Send back all the data below, exactly as given.

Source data
----

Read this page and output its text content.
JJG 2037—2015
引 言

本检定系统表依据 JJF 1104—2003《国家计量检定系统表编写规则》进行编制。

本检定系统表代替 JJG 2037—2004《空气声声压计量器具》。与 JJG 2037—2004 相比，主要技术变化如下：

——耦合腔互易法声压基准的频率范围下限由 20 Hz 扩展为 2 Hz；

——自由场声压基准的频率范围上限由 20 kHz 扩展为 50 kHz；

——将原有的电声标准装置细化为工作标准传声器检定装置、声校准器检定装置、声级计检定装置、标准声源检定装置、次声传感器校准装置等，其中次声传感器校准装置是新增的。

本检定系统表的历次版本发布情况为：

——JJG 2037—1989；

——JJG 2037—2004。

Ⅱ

----

## Exercise result
Read this page and output its text content.
JJG 2037—2015
引 言

本检定系统表依据 JJF 1104—2003《国家计量检定系统表编写规则》进行编制。

本检定系统表代替 JJG 2037—2004《空气声声压计量器具》。与 JJG 2037—2004 相比，主要技术变化如下：

——耦合腔互易法声压基准的频率范围下限由 20 Hz 扩展为 2 Hz；

——自由场声压基准的频率范围上限由 20 kHz 扩展为 50 kHz；

——将原有的电声标准装置细化为工作标准传声器检定装置、声校准器检定装置、声级计检定装置、标准声源检定装置、次声传感器校准装置等，其中次声传感器校准装置是新增的。

本检定系统表的历次版本发布情况为：

——JJG 2037—1989；

——JJG 2037—2004。

Ⅱ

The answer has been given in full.